BEGIN Task data
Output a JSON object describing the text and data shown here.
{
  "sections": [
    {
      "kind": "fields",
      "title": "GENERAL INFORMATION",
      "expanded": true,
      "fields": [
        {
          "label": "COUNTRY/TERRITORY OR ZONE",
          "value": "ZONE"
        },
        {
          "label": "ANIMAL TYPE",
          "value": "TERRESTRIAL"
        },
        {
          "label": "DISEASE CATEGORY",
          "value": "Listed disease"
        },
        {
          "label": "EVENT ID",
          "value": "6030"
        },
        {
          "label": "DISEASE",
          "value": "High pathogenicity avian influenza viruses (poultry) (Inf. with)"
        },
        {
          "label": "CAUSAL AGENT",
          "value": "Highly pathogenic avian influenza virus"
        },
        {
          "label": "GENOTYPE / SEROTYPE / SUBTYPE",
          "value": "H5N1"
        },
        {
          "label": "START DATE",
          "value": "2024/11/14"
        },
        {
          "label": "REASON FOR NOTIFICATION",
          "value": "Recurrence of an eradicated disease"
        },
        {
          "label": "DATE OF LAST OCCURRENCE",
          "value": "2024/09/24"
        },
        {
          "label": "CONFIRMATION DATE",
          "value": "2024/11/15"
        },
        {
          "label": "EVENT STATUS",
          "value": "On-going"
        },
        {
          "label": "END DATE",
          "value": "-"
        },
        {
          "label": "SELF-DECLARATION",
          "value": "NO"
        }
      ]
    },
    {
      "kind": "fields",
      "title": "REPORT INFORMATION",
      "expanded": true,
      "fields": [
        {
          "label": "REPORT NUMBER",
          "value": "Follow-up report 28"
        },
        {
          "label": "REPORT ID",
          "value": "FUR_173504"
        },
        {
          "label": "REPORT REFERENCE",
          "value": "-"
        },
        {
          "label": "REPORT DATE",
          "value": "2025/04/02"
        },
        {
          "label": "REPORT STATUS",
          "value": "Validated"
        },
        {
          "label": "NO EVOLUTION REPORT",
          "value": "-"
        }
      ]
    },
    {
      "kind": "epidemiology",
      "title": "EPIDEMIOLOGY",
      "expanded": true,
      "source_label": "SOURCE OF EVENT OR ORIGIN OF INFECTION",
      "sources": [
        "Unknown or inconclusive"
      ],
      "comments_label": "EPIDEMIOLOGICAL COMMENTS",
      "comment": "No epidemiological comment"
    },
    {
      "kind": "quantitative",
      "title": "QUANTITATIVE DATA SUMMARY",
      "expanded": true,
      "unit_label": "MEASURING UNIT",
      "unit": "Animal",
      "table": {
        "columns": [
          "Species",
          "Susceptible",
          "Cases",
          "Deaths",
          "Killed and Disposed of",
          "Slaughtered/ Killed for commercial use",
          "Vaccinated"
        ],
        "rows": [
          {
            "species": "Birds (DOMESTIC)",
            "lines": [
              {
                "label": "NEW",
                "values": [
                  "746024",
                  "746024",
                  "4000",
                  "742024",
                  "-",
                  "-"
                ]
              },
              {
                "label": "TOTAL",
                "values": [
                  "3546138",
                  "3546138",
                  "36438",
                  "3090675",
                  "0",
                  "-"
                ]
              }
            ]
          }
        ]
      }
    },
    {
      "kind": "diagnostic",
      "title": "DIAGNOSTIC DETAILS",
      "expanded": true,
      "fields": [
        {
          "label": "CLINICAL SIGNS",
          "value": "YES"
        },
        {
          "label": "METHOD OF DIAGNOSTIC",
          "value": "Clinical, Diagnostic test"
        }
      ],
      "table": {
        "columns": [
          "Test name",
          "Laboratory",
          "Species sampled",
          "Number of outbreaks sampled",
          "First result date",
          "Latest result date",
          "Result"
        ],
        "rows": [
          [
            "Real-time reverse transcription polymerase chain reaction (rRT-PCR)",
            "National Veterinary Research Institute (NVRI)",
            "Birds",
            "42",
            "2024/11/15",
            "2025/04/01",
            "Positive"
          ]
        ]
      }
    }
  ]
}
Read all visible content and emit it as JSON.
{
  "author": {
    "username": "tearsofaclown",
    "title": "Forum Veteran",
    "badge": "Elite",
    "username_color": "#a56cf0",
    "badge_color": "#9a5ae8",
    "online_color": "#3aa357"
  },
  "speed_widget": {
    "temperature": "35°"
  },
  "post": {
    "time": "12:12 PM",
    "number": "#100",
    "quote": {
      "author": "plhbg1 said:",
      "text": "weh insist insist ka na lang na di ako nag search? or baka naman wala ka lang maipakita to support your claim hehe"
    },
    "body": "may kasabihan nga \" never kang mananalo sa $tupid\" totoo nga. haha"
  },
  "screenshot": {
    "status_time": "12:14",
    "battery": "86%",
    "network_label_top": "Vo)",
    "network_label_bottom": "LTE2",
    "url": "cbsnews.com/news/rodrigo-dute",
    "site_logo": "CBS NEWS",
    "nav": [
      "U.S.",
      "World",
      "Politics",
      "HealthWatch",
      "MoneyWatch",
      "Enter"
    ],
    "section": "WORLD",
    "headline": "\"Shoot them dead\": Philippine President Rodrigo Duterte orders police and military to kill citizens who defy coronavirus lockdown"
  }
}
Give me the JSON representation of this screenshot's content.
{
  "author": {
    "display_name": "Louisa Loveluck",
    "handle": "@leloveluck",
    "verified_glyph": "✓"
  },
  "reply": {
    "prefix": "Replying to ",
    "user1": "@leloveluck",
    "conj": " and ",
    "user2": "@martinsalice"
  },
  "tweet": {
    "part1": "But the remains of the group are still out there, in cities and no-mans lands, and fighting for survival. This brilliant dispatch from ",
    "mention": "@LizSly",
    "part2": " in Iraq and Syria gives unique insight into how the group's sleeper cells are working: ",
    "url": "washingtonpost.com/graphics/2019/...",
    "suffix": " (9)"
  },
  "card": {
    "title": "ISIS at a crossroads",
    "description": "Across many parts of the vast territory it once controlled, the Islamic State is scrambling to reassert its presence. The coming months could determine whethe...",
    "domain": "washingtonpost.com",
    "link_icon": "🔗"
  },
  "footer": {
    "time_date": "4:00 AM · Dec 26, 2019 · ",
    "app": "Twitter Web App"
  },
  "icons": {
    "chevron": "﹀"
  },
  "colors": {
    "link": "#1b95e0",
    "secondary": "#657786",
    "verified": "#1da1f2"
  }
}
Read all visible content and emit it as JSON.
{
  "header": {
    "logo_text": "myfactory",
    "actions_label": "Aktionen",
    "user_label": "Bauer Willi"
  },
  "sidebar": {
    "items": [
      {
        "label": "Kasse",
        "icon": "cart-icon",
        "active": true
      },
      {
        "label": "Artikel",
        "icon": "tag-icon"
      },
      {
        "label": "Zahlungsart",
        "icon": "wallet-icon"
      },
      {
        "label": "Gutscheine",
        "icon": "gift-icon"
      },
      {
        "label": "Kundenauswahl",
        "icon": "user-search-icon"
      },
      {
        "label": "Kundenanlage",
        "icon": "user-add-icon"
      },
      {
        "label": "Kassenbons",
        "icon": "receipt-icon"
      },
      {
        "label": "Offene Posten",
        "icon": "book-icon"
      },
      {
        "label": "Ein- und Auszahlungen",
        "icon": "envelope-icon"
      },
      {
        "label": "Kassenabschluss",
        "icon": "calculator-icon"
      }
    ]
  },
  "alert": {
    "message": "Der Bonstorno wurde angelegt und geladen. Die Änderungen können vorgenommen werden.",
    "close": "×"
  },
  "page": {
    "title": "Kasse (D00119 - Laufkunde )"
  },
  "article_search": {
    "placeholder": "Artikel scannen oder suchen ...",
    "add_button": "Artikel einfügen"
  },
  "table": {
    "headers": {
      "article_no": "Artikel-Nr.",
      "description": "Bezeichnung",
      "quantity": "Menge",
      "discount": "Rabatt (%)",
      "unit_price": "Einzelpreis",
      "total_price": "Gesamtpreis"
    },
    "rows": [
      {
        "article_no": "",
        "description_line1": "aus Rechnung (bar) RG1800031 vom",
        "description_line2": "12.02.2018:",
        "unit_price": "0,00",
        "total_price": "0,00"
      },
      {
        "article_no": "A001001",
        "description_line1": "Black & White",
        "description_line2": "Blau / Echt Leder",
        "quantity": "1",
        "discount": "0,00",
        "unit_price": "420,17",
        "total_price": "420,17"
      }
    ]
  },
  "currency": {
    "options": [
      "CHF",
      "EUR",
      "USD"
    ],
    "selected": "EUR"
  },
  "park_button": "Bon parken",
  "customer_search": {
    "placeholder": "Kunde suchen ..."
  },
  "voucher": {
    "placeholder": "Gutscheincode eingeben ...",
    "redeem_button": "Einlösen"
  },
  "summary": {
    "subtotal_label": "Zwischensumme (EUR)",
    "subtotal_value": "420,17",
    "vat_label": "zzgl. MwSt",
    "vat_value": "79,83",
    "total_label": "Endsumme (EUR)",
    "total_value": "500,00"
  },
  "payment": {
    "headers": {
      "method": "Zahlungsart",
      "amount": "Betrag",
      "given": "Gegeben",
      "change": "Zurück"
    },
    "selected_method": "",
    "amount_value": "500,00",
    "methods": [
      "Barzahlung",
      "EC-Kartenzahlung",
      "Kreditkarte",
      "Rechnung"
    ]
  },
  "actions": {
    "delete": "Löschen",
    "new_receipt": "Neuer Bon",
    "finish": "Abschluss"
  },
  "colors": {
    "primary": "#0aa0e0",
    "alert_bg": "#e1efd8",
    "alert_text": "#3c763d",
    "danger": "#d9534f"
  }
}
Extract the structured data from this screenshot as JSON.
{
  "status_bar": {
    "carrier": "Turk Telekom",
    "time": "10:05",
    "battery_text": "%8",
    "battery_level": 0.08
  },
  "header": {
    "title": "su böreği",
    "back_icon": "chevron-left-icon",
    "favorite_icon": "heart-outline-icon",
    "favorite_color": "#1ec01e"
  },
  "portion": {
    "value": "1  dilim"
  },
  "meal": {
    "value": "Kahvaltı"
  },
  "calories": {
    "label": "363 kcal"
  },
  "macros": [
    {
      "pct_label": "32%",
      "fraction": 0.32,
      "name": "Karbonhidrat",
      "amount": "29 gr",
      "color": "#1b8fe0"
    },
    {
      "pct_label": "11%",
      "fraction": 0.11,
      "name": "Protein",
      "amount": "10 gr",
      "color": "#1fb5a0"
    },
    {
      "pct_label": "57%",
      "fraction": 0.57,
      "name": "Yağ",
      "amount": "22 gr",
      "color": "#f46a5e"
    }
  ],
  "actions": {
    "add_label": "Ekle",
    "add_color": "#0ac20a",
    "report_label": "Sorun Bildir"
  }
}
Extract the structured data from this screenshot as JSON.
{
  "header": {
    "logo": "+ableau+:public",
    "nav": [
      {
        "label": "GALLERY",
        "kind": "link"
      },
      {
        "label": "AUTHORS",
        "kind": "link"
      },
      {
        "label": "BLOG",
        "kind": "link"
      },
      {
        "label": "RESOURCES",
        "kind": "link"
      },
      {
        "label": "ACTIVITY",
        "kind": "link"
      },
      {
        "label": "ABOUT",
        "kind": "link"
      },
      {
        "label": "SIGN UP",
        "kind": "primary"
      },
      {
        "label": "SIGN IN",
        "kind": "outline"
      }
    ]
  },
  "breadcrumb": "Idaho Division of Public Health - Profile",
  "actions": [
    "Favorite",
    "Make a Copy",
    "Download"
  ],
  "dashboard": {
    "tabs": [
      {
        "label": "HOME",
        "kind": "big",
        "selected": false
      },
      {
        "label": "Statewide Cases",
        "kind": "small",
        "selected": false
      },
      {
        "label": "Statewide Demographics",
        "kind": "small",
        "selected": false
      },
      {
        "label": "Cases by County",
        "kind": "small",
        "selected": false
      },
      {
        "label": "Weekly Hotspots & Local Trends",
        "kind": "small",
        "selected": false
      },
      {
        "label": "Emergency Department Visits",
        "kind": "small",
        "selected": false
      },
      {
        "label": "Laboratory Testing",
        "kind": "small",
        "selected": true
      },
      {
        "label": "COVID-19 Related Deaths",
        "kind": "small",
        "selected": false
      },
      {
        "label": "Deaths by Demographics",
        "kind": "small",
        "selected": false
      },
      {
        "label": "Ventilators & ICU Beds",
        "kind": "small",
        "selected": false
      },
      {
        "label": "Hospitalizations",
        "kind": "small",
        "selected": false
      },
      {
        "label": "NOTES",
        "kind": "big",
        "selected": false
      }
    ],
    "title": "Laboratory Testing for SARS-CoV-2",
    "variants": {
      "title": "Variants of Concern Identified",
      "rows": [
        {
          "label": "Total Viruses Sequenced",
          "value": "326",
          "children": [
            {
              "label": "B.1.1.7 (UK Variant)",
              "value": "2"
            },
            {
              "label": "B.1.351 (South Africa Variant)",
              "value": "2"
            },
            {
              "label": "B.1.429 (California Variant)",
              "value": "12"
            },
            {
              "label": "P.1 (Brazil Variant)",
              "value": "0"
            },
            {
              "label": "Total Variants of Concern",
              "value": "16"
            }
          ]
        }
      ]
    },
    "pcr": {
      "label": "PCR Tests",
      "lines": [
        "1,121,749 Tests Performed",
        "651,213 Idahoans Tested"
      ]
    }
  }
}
END Task data
Exercise directions -
Your task is to copy every line of the entries that contains the string "leloveluck".

Problem solution -
    "handle": "@leloveluck",
    "user1": "@leloveluck",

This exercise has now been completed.